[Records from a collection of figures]
'''
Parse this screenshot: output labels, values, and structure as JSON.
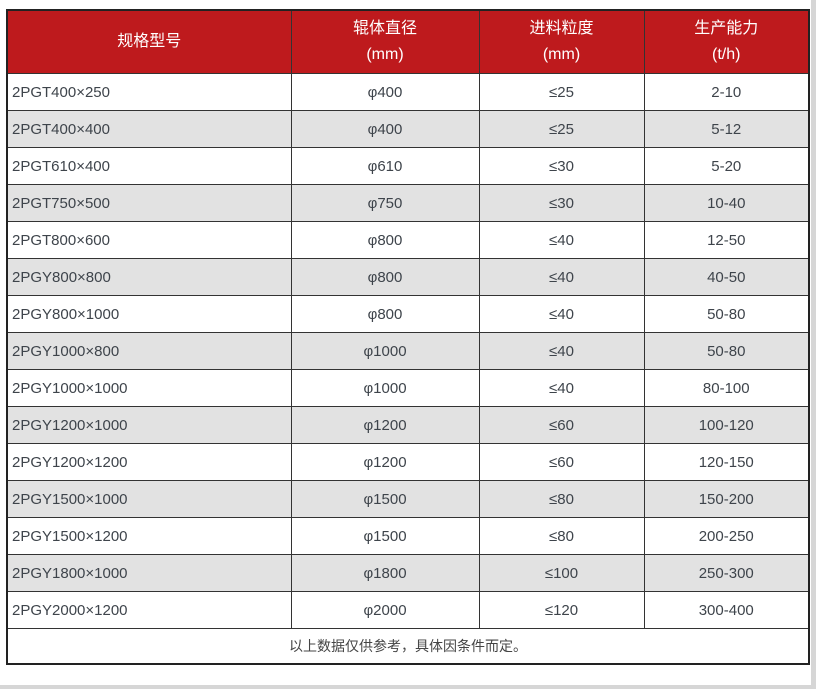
{
  "table": {
    "columns": [
      {
        "label": "规格型号",
        "sub": ""
      },
      {
        "label": "辊体直径",
        "sub": "(mm)"
      },
      {
        "label": "进料粒度",
        "sub": "(mm)"
      },
      {
        "label": "生产能力",
        "sub": "(t/h)"
      }
    ],
    "rows": [
      [
        "2PGT400×250",
        "φ400",
        "≤25",
        "2-10"
      ],
      [
        "2PGT400×400",
        "φ400",
        "≤25",
        "5-12"
      ],
      [
        "2PGT610×400",
        "φ610",
        "≤30",
        "5-20"
      ],
      [
        "2PGT750×500",
        "φ750",
        "≤30",
        "10-40"
      ],
      [
        "2PGT800×600",
        "φ800",
        "≤40",
        "12-50"
      ],
      [
        "2PGY800×800",
        "φ800",
        "≤40",
        "40-50"
      ],
      [
        "2PGY800×1000",
        "φ800",
        "≤40",
        "50-80"
      ],
      [
        "2PGY1000×800",
        "φ1000",
        "≤40",
        "50-80"
      ],
      [
        "2PGY1000×1000",
        "φ1000",
        "≤40",
        "80-100"
      ],
      [
        "2PGY1200×1000",
        "φ1200",
        "≤60",
        "100-120"
      ],
      [
        "2PGY1200×1200",
        "φ1200",
        "≤60",
        "120-150"
      ],
      [
        "2PGY1500×1000",
        "φ1500",
        "≤80",
        "150-200"
      ],
      [
        "2PGY1500×1200",
        "φ1500",
        "≤80",
        "200-250"
      ],
      [
        "2PGY1800×1000",
        "φ1800",
        "≤100",
        "250-300"
      ],
      [
        "2PGY2000×1200",
        "φ2000",
        "≤120",
        "300-400"
      ]
    ],
    "footer_note": "以上数据仅供参考，具体因条件而定。"
  },
  "colors": {
    "header_bg": "#be1a1d",
    "header_text": "#ffffff",
    "alt_row_bg": "#e2e2e2",
    "border": "#333333",
    "body_text": "#3e444b"
  }
}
'''
PROBLEM STATEMENT: Your job is to transcribe the entries above exactly; skip the pictures.

CORRECT RESULT:
Parse this screenshot: output labels, values, and structure as JSON.
{
  "table": {
    "columns": [
      {
        "label": "规格型号",
        "sub": ""
      },
      {
        "label": "辊体直径",
        "sub": "(mm)"
      },
      {
        "label": "进料粒度",
        "sub": "(mm)"
      },
      {
        "label": "生产能力",
        "sub": "(t/h)"
      }
    ],
    "rows": [
      [
        "2PGT400×250",
        "φ400",
        "≤25",
        "2-10"
      ],
      [
        "2PGT400×400",
        "φ400",
        "≤25",
        "5-12"
      ],
      [
        "2PGT610×400",
        "φ610",
        "≤30",
        "5-20"
      ],
      [
        "2PGT750×500",
        "φ750",
        "≤30",
        "10-40"
      ],
      [
        "2PGT800×600",
        "φ800",
        "≤40",
        "12-50"
      ],
      [
        "2PGY800×800",
        "φ800",
        "≤40",
        "40-50"
      ],
      [
        "2PGY800×1000",
        "φ800",
        "≤40",
        "50-80"
      ],
      [
        "2PGY1000×800",
        "φ1000",
        "≤40",
        "50-80"
      ],
      [
        "2PGY1000×1000",
        "φ1000",
        "≤40",
        "80-100"
      ],
      [
        "2PGY1200×1000",
        "φ1200",
        "≤60",
        "100-120"
      ],
      [
        "2PGY1200×1200",
        "φ1200",
        "≤60",
        "120-150"
      ],
      [
        "2PGY1500×1000",
        "φ1500",
        "≤80",
        "150-200"
      ],
      [
        "2PGY1500×1200",
        "φ1500",
        "≤80",
        "200-250"
      ],
      [
        "2PGY1800×1000",
        "φ1800",
        "≤100",
        "250-300"
      ],
      [
        "2PGY2000×1200",
        "φ2000",
        "≤120",
        "300-400"
      ]
    ],
    "footer_note": "以上数据仅供参考，具体因条件而定。"
  },
  "colors": {
    "header_bg": "#be1a1d",
    "header_text": "#ffffff",
    "alt_row_bg": "#e2e2e2",
    "border": "#333333",
    "body_text": "#3e444b"
  }
}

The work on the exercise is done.